§ **WHAT IS ASKED**
Look through the data below. Pick out the lines holding the string "John".

## Begin AVAILABLE DATA

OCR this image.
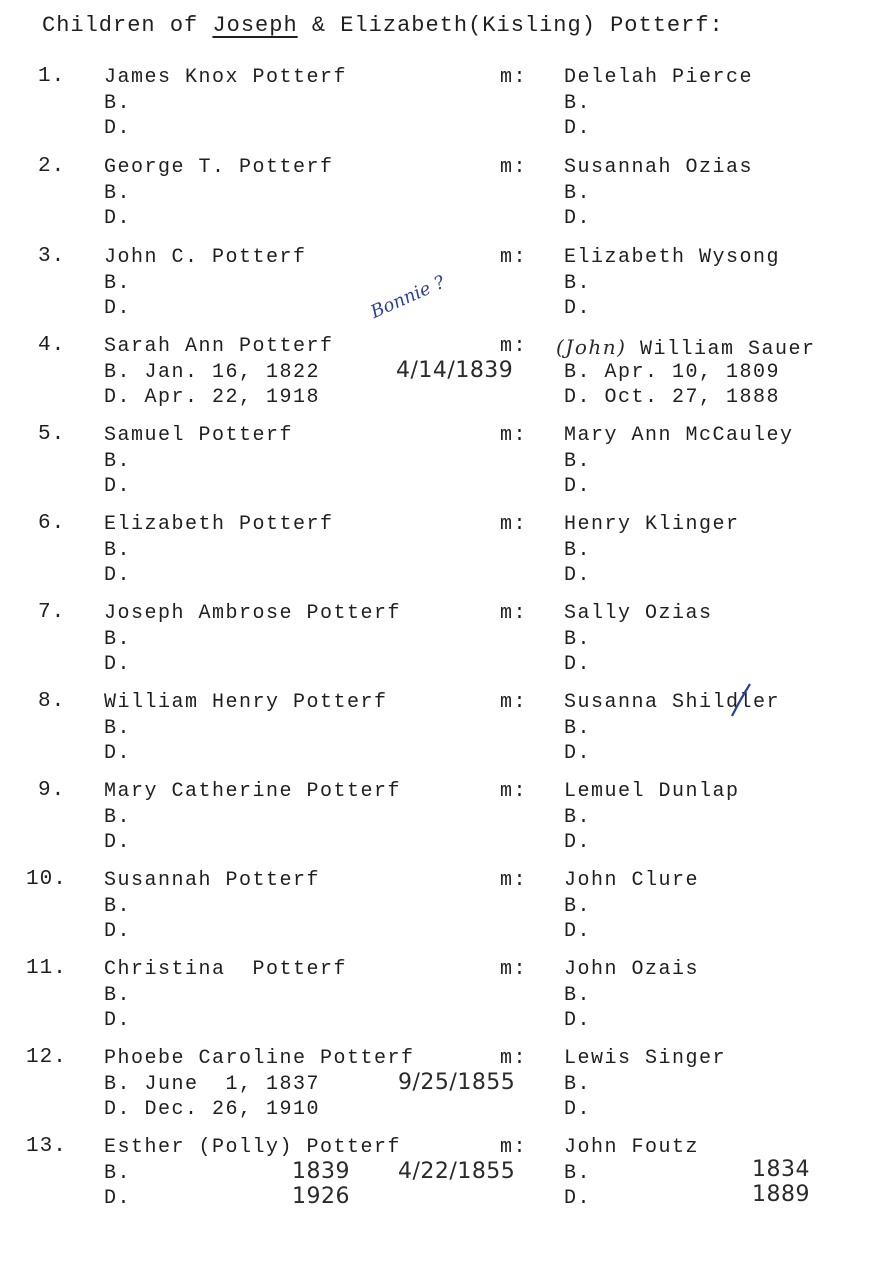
Children of Joseph & Elizabeth(Kisling) Potterf:
1. James Knox Potterf
B.
D.
m: Delelah Pierce
B.
D.
2. George T. Potterf
B.
D.
m: Susannah Ozias
B.
D.
3. John C. Potterf
B.
D.
m: Elizabeth Wysong
B.
D.
4. Sarah Ann Potterf
B. Jan. 16, 1822
D. Apr. 22, 1918
m: (John) William Sauer
B. Apr. 10, 1809
D. Oct. 27, 1888
4/14/1839
Bonnie ?
5. Samuel Potterf
B.
D.
m: Mary Ann McCauley
B.
D.
6. Elizabeth Potterf
B.
D.
m: Henry Klinger
B.
D.
7. Joseph Ambrose Potterf
B.
D.
m: Sally Ozias
B.
D.
8. William Henry Potterf
B.
D.
m: Susanna Shildler
B.
D.
9. Mary Catherine Potterf
B.
D.
m: Lemuel Dunlap
B.
D.
10. Susannah Potterf
B.
D.
m: John Clure
B.
D.
11. Christina  Potterf
B.
D.
m: John Ozais
B.
D.
12. Phoebe Caroline Potterf
B. June  1, 1837
D. Dec. 26, 1910
m: Lewis Singer
B.
D.
9/25/1855
13. Esther (Polly) Potterf
B.
D.
m: John Foutz
B.
D.
1839
1926
4/22/1855	1834
1889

## End AVAILABLE DATA

§ **EXPECTED ANSWER**
3. John C. Potterf
m: (John) William Sauer
m: John Clure
m: John Ozais
m: John Foutz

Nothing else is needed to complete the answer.